[GOAL OF THE EXERCISE] Tally the lines in the data that follows that include the word "links", and report nothing but the total.

[PROVIDED DATA]

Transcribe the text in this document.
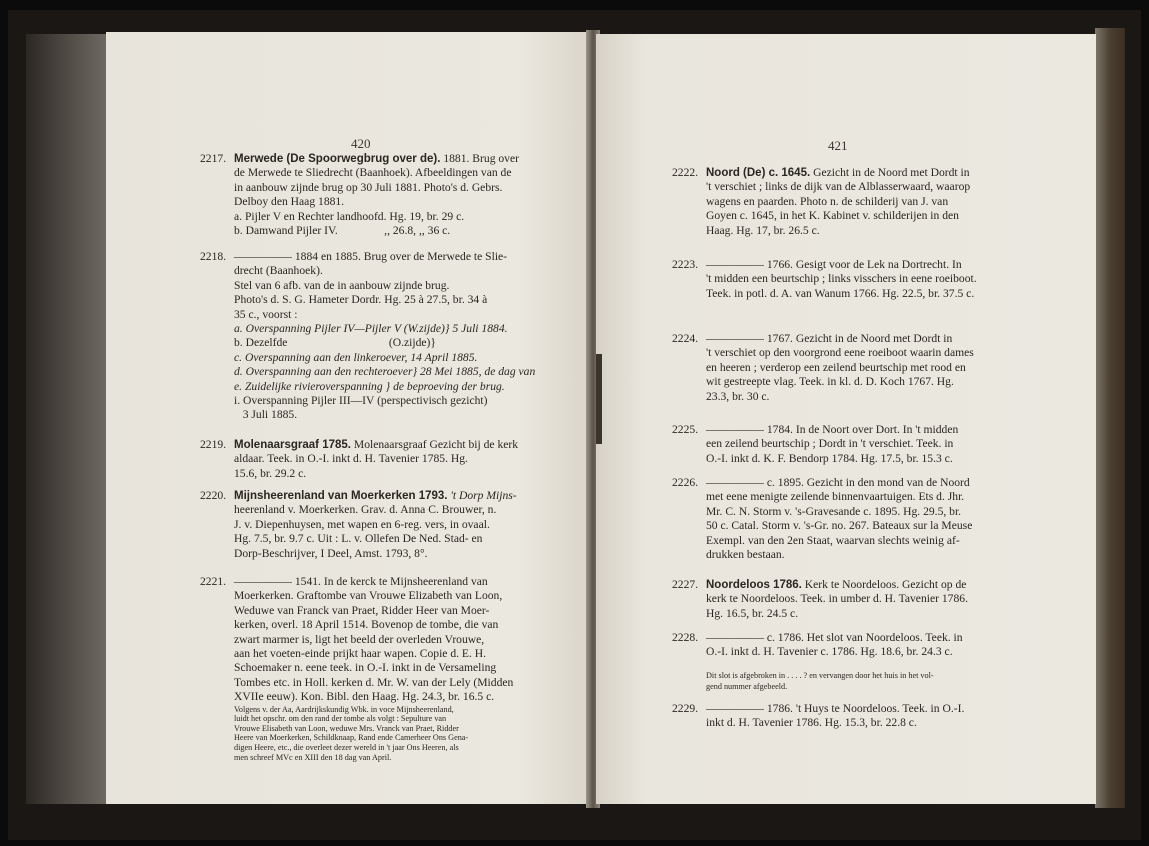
420	421
2217. Merwede (De Spoorwegbrug over de). 1881. Brug over

de Merwede te Sliedrecht (Baanhoek). Afbeeldingen van de

in aanbouw zijnde brug op 30 Juli 1881. Photo's d. Gebrs.

Delboy den Haag 1881.

a. Pijler V en Rechter landhoofd. Hg. 19, br. 29 c.

b. Damwand Pijler IV.                ,, 26.8, ,, 36 c.

2218. ————— 1884 en 1885. Brug over de Merwede te Slie-

drecht (Baanhoek).

Stel van 6 afb. van de in aanbouw zijnde brug.

Photo's d. S. G. Hameter Dordr. Hg. 25 à 27.5, br. 34 à

35 c., voorst :

a. Overspanning Pijler IV—Pijler V (W.zijde)} 5 Juli 1884.

b. Dezelfde                                   (O.zijde)}

c. Overspanning aan den linkeroever, 14 April 1885.

d. Overspanning aan den rechteroever} 28 Mei 1885, de dag van

e. Zuidelijke rivieroverspanning } de beproeving der brug.

i. Overspanning Pijler III—IV (perspectivisch gezicht)

3 Juli 1885.

2219. Molenaarsgraaf 1785. Molenaarsgraaf Gezicht bij de kerk

aldaar. Teek. in O.-I. inkt d. H. Tavenier 1785. Hg.

15.6, br. 29.2 c.

2220. Mijnsheerenland van Moerkerken 1793. 't Dorp Mijns-

heerenland v. Moerkerken. Grav. d. Anna C. Brouwer, n.

J. v. Diepenhuysen, met wapen en 6-reg. vers, in ovaal.

Hg. 7.5, br. 9.7 c. Uit : L. v. Ollefen De Ned. Stad- en

Dorp-Beschrijver, I Deel, Amst. 1793, 8°.

2221. ————— 1541. In de kerck te Mijnsheerenland van

Moerkerken. Graftombe van Vrouwe Elizabeth van Loon,

Weduwe van Franck van Praet, Ridder Heer van Moer-

kerken, overl. 18 April 1514. Bovenop de tombe, die van

zwart marmer is, ligt het beeld der overleden Vrouwe,

aan het voeten-einde prijkt haar wapen. Copie d. E. H.

Schoemaker n. eene teek. in O.-I. inkt in de Versameling

Tombes etc. in Holl. kerken d. Mr. W. van der Lely (Midden

XVIIe eeuw). Kon. Bibl. den Haag. Hg. 24.3, br. 16.5 c.

Volgens v. der Aa, Aardrijkskundig Wbk. in voce Mijnsheerenland,

luidt het opschr. om den rand der tombe als volgt : Sepulture van

Vrouwe Elisabeth van Loon, weduwe Mrs. Vranck van Praet, Ridder

Heere van Moerkerken, Schildknaap, Rand ende Camerheer Ons Gena-

digen Heere, etc., die overleet dezer wereld in 't jaar Ons Heeren, als

men schreef MVc en XIII den 18 dag van April.

2222. Noord (De) c. 1645. Gezicht in de Noord met Dordt in

't verschiet ; links de dijk van de Alblasserwaard, waarop

wagens en paarden. Photo n. de schilderij van J. van

Goyen c. 1645, in het K. Kabinet v. schilderijen in den

Haag. Hg. 17, br. 26.5 c.

2223. ————— 1766. Gesigt voor de Lek na Dortrecht. In

't midden een beurtschip ; links visschers in eene roeiboot.

Teek. in potl. d. A. van Wanum 1766. Hg. 22.5, br. 37.5 c.

2224. ————— 1767. Gezicht in de Noord met Dordt in

't verschiet op den voorgrond eene roeiboot waarin dames

en heeren ; verderop een zeilend beurtschip met rood en

wit gestreepte vlag. Teek. in kl. d. D. Koch 1767. Hg.

23.3, br. 30 c.

2225. ————— 1784. In de Noort over Dort. In 't midden

een zeilend beurtschip ; Dordt in 't verschiet. Teek. in

O.-I. inkt d. K. F. Bendorp 1784. Hg. 17.5, br. 15.3 c.

2226. ————— c. 1895. Gezicht in den mond van de Noord

met eene menigte zeilende binnenvaartuigen. Ets d. Jhr.

Mr. C. N. Storm v. 's-Gravesande c. 1895. Hg. 29.5, br.

50 c. Catal. Storm v. 's-Gr. no. 267. Bateaux sur la Meuse

Exempl. van den 2en Staat, waarvan slechts weinig af-

drukken bestaan.

2227. Noordeloos 1786. Kerk te Noordeloos. Gezicht op de

kerk te Noordeloos. Teek. in umber d. H. Tavenier 1786.

Hg. 16.5, br. 24.5 c.

2228. ————— c. 1786. Het slot van Noordeloos. Teek. in

O.-I. inkt d. H. Tavenier c. 1786. Hg. 18.6, br. 24.3 c.

Dit slot is afgebroken in . . . . ? en vervangen door het huis in het vol-

gend nummer afgebeeld.

2229. ————— 1786. 't Huys te Noordeloos. Teek. in O.-I.

inkt d. H. Tavenier 1786. Hg. 15.3, br. 22.8 c.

[THE OUTPUT] 2